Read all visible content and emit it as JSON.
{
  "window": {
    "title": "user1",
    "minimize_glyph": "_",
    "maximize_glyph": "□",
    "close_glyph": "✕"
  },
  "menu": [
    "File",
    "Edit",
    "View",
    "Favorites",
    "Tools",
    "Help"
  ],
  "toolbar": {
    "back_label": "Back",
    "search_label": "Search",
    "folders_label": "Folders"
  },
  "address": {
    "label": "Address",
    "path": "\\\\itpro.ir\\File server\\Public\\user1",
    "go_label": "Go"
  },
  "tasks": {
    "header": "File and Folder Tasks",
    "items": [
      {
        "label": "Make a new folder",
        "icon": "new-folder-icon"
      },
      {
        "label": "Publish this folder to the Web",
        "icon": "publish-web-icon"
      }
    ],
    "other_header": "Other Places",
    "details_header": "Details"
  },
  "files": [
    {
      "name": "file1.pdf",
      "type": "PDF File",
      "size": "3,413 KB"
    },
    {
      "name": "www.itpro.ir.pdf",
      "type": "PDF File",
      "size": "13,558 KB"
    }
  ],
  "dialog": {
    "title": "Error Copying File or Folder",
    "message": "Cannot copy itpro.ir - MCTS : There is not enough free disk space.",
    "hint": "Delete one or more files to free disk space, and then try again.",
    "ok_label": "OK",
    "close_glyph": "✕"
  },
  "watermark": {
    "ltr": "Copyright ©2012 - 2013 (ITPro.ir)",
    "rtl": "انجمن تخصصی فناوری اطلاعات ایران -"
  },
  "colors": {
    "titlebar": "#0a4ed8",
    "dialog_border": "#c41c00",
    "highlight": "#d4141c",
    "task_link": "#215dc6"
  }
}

_ _ _ _

Exercise instructions: Repeat the data in its entirety, character for character.

Answer to the task:
Read all visible content and emit it as JSON.
{
  "window": {
    "title": "user1",
    "minimize_glyph": "_",
    "maximize_glyph": "□",
    "close_glyph": "✕"
  },
  "menu": [
    "File",
    "Edit",
    "View",
    "Favorites",
    "Tools",
    "Help"
  ],
  "toolbar": {
    "back_label": "Back",
    "search_label": "Search",
    "folders_label": "Folders"
  },
  "address": {
    "label": "Address",
    "path": "\\\\itpro.ir\\File server\\Public\\user1",
    "go_label": "Go"
  },
  "tasks": {
    "header": "File and Folder Tasks",
    "items": [
      {
        "label": "Make a new folder",
        "icon": "new-folder-icon"
      },
      {
        "label": "Publish this folder to the Web",
        "icon": "publish-web-icon"
      }
    ],
    "other_header": "Other Places",
    "details_header": "Details"
  },
  "files": [
    {
      "name": "file1.pdf",
      "type": "PDF File",
      "size": "3,413 KB"
    },
    {
      "name": "www.itpro.ir.pdf",
      "type": "PDF File",
      "size": "13,558 KB"
    }
  ],
  "dialog": {
    "title": "Error Copying File or Folder",
    "message": "Cannot copy itpro.ir - MCTS : There is not enough free disk space.",
    "hint": "Delete one or more files to free disk space, and then try again.",
    "ok_label": "OK",
    "close_glyph": "✕"
  },
  "watermark": {
    "ltr": "Copyright ©2012 - 2013 (ITPro.ir)",
    "rtl": "انجمن تخصصی فناوری اطلاعات ایران -"
  },
  "colors": {
    "titlebar": "#0a4ed8",
    "dialog_border": "#c41c00",
    "highlight": "#d4141c",
    "task_link": "#215dc6"
  }
}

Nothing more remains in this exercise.